=== EXTRACTED DATA ===
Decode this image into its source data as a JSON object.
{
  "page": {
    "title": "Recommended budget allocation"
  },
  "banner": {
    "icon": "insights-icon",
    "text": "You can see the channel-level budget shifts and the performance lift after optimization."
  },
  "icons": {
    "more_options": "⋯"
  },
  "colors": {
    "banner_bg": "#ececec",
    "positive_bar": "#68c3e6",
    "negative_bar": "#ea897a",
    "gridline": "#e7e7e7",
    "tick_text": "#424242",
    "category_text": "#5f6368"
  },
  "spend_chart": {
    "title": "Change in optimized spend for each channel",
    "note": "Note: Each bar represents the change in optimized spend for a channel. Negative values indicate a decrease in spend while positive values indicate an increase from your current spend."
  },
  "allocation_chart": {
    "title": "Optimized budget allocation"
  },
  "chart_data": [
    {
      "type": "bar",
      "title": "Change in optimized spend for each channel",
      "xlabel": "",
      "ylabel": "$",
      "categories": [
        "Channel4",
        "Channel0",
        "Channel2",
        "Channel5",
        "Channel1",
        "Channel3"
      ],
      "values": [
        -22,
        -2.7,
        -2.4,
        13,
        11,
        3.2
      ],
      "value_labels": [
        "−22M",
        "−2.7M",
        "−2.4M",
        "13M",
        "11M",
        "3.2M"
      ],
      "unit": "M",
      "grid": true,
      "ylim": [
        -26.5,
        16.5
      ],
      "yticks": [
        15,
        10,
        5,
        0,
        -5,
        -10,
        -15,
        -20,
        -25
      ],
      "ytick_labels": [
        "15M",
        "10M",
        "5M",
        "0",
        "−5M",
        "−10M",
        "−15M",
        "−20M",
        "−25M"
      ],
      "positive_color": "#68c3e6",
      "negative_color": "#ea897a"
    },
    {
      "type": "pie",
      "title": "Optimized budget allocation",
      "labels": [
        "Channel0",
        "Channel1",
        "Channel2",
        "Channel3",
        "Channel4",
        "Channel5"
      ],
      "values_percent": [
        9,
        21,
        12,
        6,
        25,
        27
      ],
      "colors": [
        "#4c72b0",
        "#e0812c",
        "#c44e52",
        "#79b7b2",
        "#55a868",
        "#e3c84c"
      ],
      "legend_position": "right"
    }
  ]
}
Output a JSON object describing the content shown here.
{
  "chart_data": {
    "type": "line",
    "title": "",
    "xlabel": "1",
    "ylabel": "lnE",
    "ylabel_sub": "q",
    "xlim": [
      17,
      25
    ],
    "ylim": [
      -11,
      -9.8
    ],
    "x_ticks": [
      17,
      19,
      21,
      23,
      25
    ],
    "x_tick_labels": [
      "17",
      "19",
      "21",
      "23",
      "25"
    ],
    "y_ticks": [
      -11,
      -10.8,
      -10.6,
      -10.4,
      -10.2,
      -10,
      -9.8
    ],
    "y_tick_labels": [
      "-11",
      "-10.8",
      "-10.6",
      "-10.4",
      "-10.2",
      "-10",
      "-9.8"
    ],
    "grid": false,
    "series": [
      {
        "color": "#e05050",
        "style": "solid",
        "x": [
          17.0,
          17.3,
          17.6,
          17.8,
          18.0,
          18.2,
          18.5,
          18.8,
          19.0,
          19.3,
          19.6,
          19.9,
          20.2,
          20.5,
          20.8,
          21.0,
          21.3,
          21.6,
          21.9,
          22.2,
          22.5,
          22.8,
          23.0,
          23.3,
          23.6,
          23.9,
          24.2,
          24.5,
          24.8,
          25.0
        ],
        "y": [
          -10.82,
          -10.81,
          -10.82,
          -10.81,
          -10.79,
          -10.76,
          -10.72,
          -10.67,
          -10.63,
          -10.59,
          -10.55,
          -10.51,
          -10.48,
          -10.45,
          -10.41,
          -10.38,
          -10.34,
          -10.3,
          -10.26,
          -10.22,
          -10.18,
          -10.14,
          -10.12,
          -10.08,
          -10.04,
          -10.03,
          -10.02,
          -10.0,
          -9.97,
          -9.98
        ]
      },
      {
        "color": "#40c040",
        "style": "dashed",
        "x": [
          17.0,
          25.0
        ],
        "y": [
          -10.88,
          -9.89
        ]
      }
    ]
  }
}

=== PROBLEM REQUIREMENTS ===
Scan the material above for the word "budget". Copy each line where it occurs.

=== WRITTEN REPLY ===
    "title": "Recommended budget allocation"
    "text": "You can see the channel-level budget shifts and the performance lift after optimization."
    "title": "Optimized budget allocation"
      "title": "Optimized budget allocation",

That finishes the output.